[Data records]
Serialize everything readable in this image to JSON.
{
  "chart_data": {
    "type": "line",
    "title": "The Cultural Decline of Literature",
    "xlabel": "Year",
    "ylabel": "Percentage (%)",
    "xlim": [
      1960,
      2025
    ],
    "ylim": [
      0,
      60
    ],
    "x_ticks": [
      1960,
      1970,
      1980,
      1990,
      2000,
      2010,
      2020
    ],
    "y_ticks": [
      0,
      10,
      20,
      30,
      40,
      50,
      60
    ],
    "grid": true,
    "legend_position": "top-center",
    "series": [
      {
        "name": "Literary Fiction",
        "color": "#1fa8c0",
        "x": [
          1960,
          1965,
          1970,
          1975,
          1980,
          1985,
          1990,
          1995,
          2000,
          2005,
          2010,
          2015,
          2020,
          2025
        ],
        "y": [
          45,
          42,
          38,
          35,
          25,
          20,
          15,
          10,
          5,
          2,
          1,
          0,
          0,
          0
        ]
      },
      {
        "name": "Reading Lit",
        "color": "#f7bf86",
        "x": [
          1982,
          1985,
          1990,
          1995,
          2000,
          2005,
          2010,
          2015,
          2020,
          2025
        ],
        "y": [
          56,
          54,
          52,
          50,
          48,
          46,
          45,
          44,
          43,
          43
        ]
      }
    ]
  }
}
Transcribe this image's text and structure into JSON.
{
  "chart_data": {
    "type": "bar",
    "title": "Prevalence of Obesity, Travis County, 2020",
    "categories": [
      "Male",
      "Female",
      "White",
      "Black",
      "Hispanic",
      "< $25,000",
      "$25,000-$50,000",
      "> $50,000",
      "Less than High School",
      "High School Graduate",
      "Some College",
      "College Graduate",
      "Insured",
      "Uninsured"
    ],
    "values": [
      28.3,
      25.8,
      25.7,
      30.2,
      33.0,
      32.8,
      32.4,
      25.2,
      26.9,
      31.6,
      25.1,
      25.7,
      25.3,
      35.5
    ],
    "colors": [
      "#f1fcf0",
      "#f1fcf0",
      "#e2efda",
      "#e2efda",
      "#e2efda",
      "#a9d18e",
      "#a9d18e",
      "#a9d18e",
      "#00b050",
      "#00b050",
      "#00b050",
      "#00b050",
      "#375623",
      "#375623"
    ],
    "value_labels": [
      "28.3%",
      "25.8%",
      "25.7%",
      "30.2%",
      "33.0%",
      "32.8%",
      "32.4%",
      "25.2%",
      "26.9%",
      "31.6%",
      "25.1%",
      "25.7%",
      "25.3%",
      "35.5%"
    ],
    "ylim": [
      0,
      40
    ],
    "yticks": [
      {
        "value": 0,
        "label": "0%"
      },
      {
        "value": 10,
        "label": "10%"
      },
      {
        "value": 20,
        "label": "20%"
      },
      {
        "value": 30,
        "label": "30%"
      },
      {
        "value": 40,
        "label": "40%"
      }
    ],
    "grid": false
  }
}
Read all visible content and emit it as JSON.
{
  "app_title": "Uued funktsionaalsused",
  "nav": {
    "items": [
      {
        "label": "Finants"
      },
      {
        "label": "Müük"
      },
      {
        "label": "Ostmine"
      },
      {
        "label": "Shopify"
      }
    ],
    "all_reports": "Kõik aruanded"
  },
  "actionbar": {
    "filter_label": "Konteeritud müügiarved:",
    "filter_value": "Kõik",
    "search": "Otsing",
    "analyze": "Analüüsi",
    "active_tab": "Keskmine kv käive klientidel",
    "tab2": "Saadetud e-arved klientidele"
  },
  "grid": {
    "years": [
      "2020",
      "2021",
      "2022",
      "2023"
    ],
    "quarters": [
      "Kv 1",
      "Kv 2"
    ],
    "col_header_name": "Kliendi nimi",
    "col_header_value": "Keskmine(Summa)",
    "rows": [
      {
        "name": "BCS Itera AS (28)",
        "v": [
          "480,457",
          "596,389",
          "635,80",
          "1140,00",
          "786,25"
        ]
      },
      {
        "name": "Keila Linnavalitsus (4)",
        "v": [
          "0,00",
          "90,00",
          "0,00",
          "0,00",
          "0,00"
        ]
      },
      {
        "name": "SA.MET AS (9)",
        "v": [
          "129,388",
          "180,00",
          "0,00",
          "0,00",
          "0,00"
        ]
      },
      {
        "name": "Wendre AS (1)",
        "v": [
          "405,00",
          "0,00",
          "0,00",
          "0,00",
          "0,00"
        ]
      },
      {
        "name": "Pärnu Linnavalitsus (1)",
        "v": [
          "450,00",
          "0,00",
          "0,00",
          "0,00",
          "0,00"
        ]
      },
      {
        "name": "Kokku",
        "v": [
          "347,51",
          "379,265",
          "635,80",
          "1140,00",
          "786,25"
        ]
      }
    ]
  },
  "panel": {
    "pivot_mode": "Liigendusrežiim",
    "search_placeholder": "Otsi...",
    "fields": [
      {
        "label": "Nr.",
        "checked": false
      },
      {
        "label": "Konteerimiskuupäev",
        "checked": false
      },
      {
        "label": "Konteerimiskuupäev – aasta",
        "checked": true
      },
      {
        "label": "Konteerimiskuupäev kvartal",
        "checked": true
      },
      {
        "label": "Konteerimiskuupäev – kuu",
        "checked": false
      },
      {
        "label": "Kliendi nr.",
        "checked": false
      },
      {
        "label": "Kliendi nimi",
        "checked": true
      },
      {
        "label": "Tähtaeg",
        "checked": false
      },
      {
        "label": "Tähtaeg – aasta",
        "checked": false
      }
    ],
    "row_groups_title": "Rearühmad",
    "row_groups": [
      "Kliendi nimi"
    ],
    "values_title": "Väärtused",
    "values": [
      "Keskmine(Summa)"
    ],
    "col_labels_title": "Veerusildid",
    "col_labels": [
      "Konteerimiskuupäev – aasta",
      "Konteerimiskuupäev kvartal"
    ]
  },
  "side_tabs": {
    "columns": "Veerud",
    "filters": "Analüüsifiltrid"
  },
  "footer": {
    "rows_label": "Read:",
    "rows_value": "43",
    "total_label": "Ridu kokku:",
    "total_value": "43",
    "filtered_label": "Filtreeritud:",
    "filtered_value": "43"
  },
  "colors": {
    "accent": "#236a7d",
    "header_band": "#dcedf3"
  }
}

■ Task to complete: Establish how many lines of the material above hold the word "aasta". Nothing but the count should be returned.

■ Task solution: 3